* Problem: Count only the lines of the records that hold "icon", then give the number without any other words.

Figure record listings:
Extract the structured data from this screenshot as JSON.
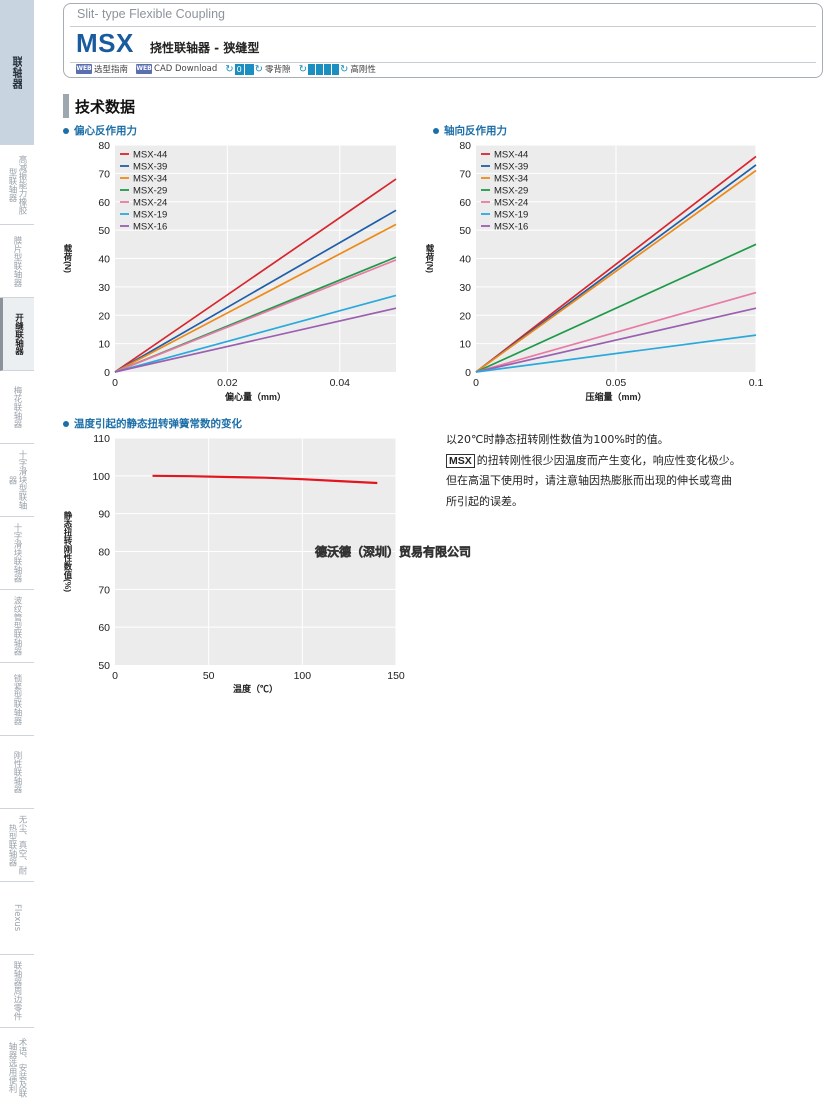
{
  "sidebar": {
    "items": [
      {
        "label": "联轴器",
        "kind": "main"
      },
      {
        "label": "高减振能力橡胶型联轴器",
        "kind": "normal"
      },
      {
        "label": "膜片型联轴器",
        "kind": "normal"
      },
      {
        "label": "开缝联轴器",
        "kind": "active"
      },
      {
        "label": "梅花联轴器",
        "kind": "normal"
      },
      {
        "label": "十字滑块型联轴器",
        "kind": "normal"
      },
      {
        "label": "十字滑块联轴器",
        "kind": "normal"
      },
      {
        "label": "波纹管型联轴器",
        "kind": "normal"
      },
      {
        "label": "锁紧型联轴器",
        "kind": "normal"
      },
      {
        "label": "刚性联轴器",
        "kind": "normal"
      },
      {
        "label": "无尘、真空、耐热型联轴器",
        "kind": "normal"
      },
      {
        "label": "Flexus",
        "kind": "normal"
      },
      {
        "label": "联轴器周边零件",
        "kind": "normal"
      },
      {
        "label": "术语、安装及联轴器选用便利",
        "kind": "normal"
      }
    ]
  },
  "header": {
    "subtitle": "Slit- type Flexible Coupling",
    "model": "MSX",
    "model_desc": "挠性联轴器 - 狭缝型",
    "links": [
      {
        "badge": "WEB",
        "label": "选型指南"
      },
      {
        "badge": "WEB",
        "label": "CAD Download"
      }
    ],
    "features": [
      {
        "icon": "zero-backlash-icon",
        "glyph": "0",
        "label": "零背隙"
      },
      {
        "icon": "high-rigidity-icon",
        "glyph": "",
        "label": "高刚性"
      }
    ]
  },
  "section": {
    "title": "技术数据"
  },
  "charts_text": {
    "eccentric_title": "偏心反作用力",
    "axial_title": "轴向反作用力",
    "temp_title": "温度引起的静态扭转弹簧常数的变化"
  },
  "note": {
    "line1": "以20℃时静态扭转刚性数值为100%时的值。",
    "tag": "MSX",
    "line2": "的扭转刚性很少因温度而产生变化，响应性变化极少。",
    "line3": "但在高温下使用时，请注意轴因热膨胀而出现的伸长或弯曲",
    "line4": "所引起的误差。"
  },
  "watermark": "德沃德（深圳）贸易有限公司",
  "series_colors": {
    "MSX-44": "#d7262e",
    "MSX-39": "#1f5ea8",
    "MSX-34": "#ee8a1a",
    "MSX-29": "#1f9a4a",
    "MSX-24": "#e87aa6",
    "MSX-19": "#29a9dc",
    "MSX-16": "#9b5fb0"
  },
  "chart_data": [
    {
      "type": "line",
      "title": "偏心反作用力",
      "xlabel": "偏心量（mm）",
      "ylabel": "载荷(N)",
      "xlim": [
        0,
        0.05
      ],
      "ylim": [
        0,
        80
      ],
      "xticks": [
        0,
        0.02,
        0.04
      ],
      "xtick_labels": [
        "0",
        "0.02",
        "0.04"
      ],
      "yticks": [
        0,
        10,
        20,
        30,
        40,
        50,
        60,
        70,
        80
      ],
      "legend": "top-left",
      "grid": true,
      "series": [
        {
          "name": "MSX-44",
          "x": [
            0,
            0.05
          ],
          "y": [
            0,
            68
          ]
        },
        {
          "name": "MSX-39",
          "x": [
            0,
            0.05
          ],
          "y": [
            0,
            57
          ]
        },
        {
          "name": "MSX-34",
          "x": [
            0,
            0.05
          ],
          "y": [
            0,
            52
          ]
        },
        {
          "name": "MSX-29",
          "x": [
            0,
            0.05
          ],
          "y": [
            0,
            40.5
          ]
        },
        {
          "name": "MSX-24",
          "x": [
            0,
            0.05
          ],
          "y": [
            0,
            39.5
          ]
        },
        {
          "name": "MSX-19",
          "x": [
            0,
            0.05
          ],
          "y": [
            0,
            27
          ]
        },
        {
          "name": "MSX-16",
          "x": [
            0,
            0.05
          ],
          "y": [
            0,
            22.5
          ]
        }
      ]
    },
    {
      "type": "line",
      "title": "轴向反作用力",
      "xlabel": "压缩量（mm）",
      "ylabel": "载荷(N)",
      "xlim": [
        0,
        0.1
      ],
      "ylim": [
        0,
        80
      ],
      "xticks": [
        0,
        0.05,
        0.1
      ],
      "xtick_labels": [
        "0",
        "0.05",
        "0.1"
      ],
      "yticks": [
        0,
        10,
        20,
        30,
        40,
        50,
        60,
        70,
        80
      ],
      "legend": "top-left",
      "grid": true,
      "series": [
        {
          "name": "MSX-44",
          "x": [
            0,
            0.1
          ],
          "y": [
            0,
            76
          ]
        },
        {
          "name": "MSX-39",
          "x": [
            0,
            0.1
          ],
          "y": [
            0,
            73
          ]
        },
        {
          "name": "MSX-34",
          "x": [
            0,
            0.1
          ],
          "y": [
            0,
            71
          ]
        },
        {
          "name": "MSX-29",
          "x": [
            0,
            0.1
          ],
          "y": [
            0,
            45
          ]
        },
        {
          "name": "MSX-24",
          "x": [
            0,
            0.1
          ],
          "y": [
            0,
            28
          ]
        },
        {
          "name": "MSX-16",
          "x": [
            0,
            0.1
          ],
          "y": [
            0,
            22.5
          ]
        },
        {
          "name": "MSX-19",
          "x": [
            0,
            0.1
          ],
          "y": [
            0,
            13
          ]
        }
      ]
    },
    {
      "type": "line",
      "title": "温度引起的静态扭转弹簧常数的变化",
      "xlabel": "温度（℃）",
      "ylabel": "静态扭转刚性数值(%)",
      "xlim": [
        0,
        150
      ],
      "ylim": [
        50,
        110
      ],
      "xticks": [
        0,
        50,
        100,
        150
      ],
      "xtick_labels": [
        "0",
        "50",
        "100",
        "150"
      ],
      "yticks": [
        50,
        60,
        70,
        80,
        90,
        100,
        110
      ],
      "grid": true,
      "series": [
        {
          "x": [
            20,
            40,
            60,
            80,
            100,
            120,
            140
          ],
          "y": [
            100,
            99.9,
            99.7,
            99.5,
            99.1,
            98.6,
            98.1
          ],
          "color": "#e3161f"
        }
      ]
    }
  ]
}
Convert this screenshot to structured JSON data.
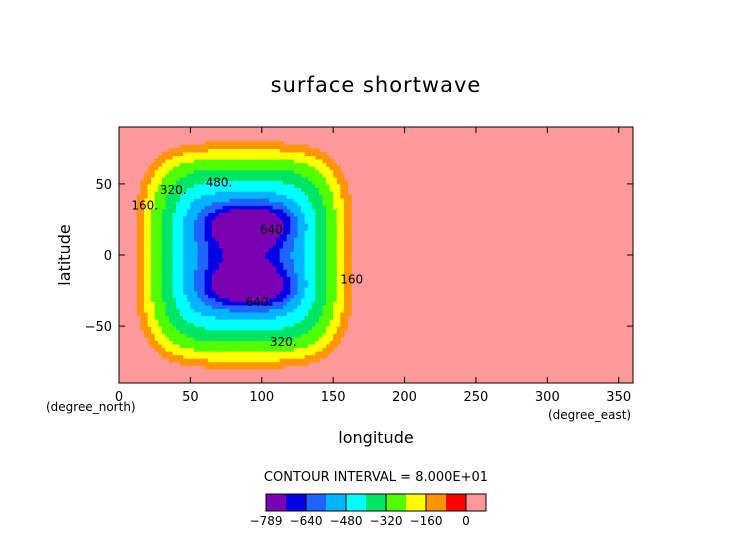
{
  "chart_data": {
    "type": "heatmap",
    "title": "surface shortwave",
    "xlabel": "longitude",
    "ylabel": "latitude",
    "x_unit": "(degree_east)",
    "y_unit": "(degree_north)",
    "xlim": [
      0,
      360
    ],
    "ylim": [
      -90,
      90
    ],
    "x_ticks": [
      0,
      50,
      100,
      150,
      200,
      250,
      300,
      350
    ],
    "y_ticks": [
      -50,
      0,
      50
    ],
    "x_tick_labels": [
      "0",
      "50",
      "100",
      "150",
      "200",
      "250",
      "300",
      "350"
    ],
    "y_tick_labels": [
      "−50",
      "0",
      "50"
    ],
    "grid": false,
    "contour_interval_text": "CONTOUR INTERVAL = 8.000E+01",
    "contour_levels": [
      -789,
      -720,
      -640,
      -560,
      -480,
      -400,
      -320,
      -240,
      -160,
      -80,
      0
    ],
    "colors": [
      "#7a00b4",
      "#0000e6",
      "#1e64ff",
      "#00b4ff",
      "#00ffff",
      "#00e664",
      "#50ff00",
      "#ffff00",
      "#ff9600",
      "#ff0000",
      "#ff9999"
    ],
    "colorbar_labels": [
      "−789",
      "−640",
      "−480",
      "−320",
      "−160",
      "0"
    ],
    "colorbar_label_levels": [
      -789,
      -640,
      -480,
      -320,
      -160,
      0
    ],
    "field": {
      "nonzero_lon_range": [
        10,
        165
      ],
      "minimum": -789,
      "minima_centers": [
        [
          92,
          22
        ],
        [
          92,
          -22
        ]
      ]
    },
    "contour_line_labels": [
      {
        "text": "160.",
        "lon": 18,
        "lat": 32
      },
      {
        "text": "320.",
        "lon": 38,
        "lat": 43
      },
      {
        "text": "480.",
        "lon": 70,
        "lat": 48
      },
      {
        "text": "640.",
        "lon": 108,
        "lat": 15
      },
      {
        "text": "640.",
        "lon": 98,
        "lat": -36
      },
      {
        "text": "160",
        "lon": 163,
        "lat": -20
      },
      {
        "text": "320.",
        "lon": 115,
        "lat": -64
      }
    ]
  }
}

* Result below: 2